#### RECORD EXTRACTS
──────

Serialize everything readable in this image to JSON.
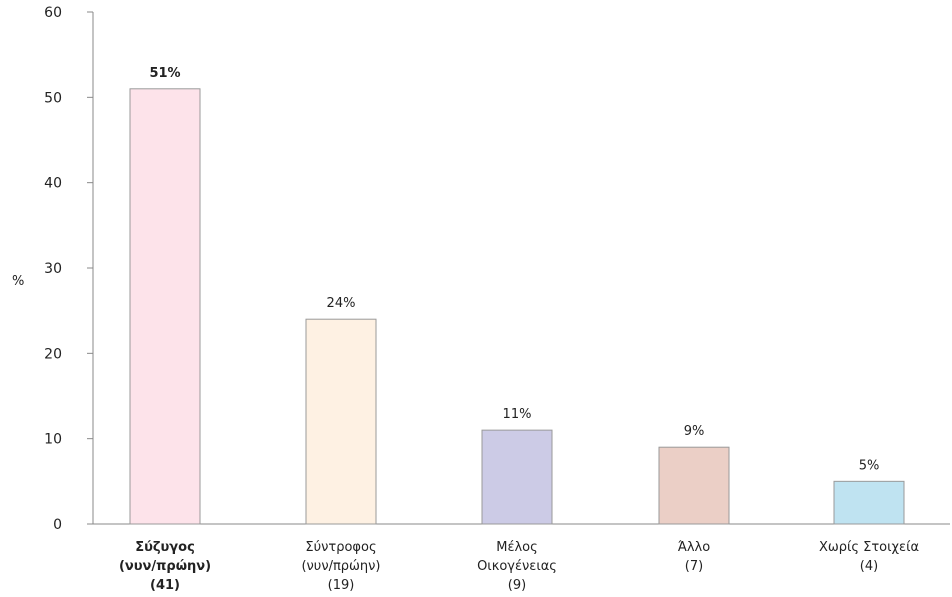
{
  "chart_data": {
    "type": "bar",
    "ylabel": "%",
    "ylim": [
      0,
      60
    ],
    "yticks": [
      0,
      10,
      20,
      30,
      40,
      50,
      60
    ],
    "grid": false,
    "categories": [
      {
        "lines": [
          "Σύζυγος",
          "(νυν/πρώην)",
          "(41)"
        ],
        "value": 51,
        "label": "51%",
        "color": "#fde3ea",
        "bold": true
      },
      {
        "lines": [
          "Σύντροφος",
          "(νυν/πρώην)",
          "(19)"
        ],
        "value": 24,
        "label": "24%",
        "color": "#fef1e3",
        "bold": false
      },
      {
        "lines": [
          "Μέλος",
          "Οικογένειας",
          "(9)"
        ],
        "value": 11,
        "label": "11%",
        "color": "#cccbe6",
        "bold": false
      },
      {
        "lines": [
          "Άλλο",
          "(7)"
        ],
        "value": 9,
        "label": "9%",
        "color": "#ebcfc6",
        "bold": false
      },
      {
        "lines": [
          "Χωρίς Στοιχεία",
          "(4)"
        ],
        "value": 5,
        "label": "5%",
        "color": "#bfe3f1",
        "bold": false
      }
    ]
  }
}
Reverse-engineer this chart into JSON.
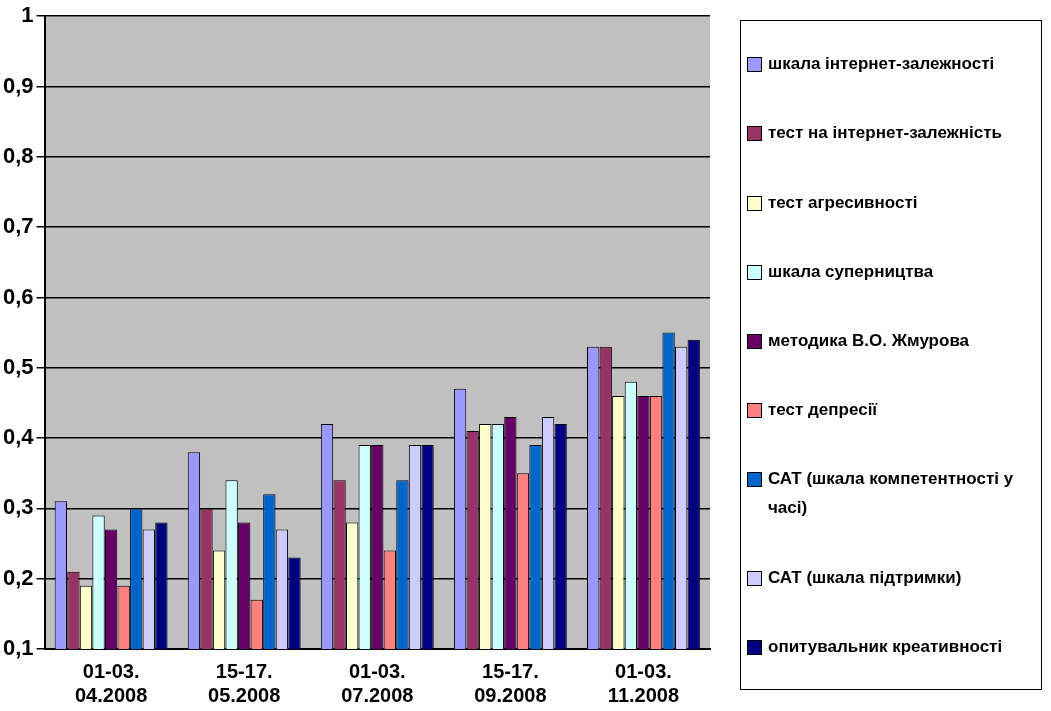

──────

#### TASK REQUIREMENTS
Repeat every record above exactly, but leave out any pictures.

#### OUTPUT OF THE EXERCISE
Serialize everything readable in this image to JSON.
{
  "chart_data": {
    "type": "bar",
    "ylabel": "%",
    "ylim": [
      0,
      60
    ],
    "yticks": [
      0,
      10,
      20,
      30,
      40,
      50,
      60
    ],
    "grid": false,
    "categories": [
      {
        "lines": [
          "Σύζυγος",
          "(νυν/πρώην)",
          "(41)"
        ],
        "value": 51,
        "label": "51%",
        "color": "#fde3ea",
        "bold": true
      },
      {
        "lines": [
          "Σύντροφος",
          "(νυν/πρώην)",
          "(19)"
        ],
        "value": 24,
        "label": "24%",
        "color": "#fef1e3",
        "bold": false
      },
      {
        "lines": [
          "Μέλος",
          "Οικογένειας",
          "(9)"
        ],
        "value": 11,
        "label": "11%",
        "color": "#cccbe6",
        "bold": false
      },
      {
        "lines": [
          "Άλλο",
          "(7)"
        ],
        "value": 9,
        "label": "9%",
        "color": "#ebcfc6",
        "bold": false
      },
      {
        "lines": [
          "Χωρίς Στοιχεία",
          "(4)"
        ],
        "value": 5,
        "label": "5%",
        "color": "#bfe3f1",
        "bold": false
      }
    ]
  }
}
Reverse-engineer this chart into JSON.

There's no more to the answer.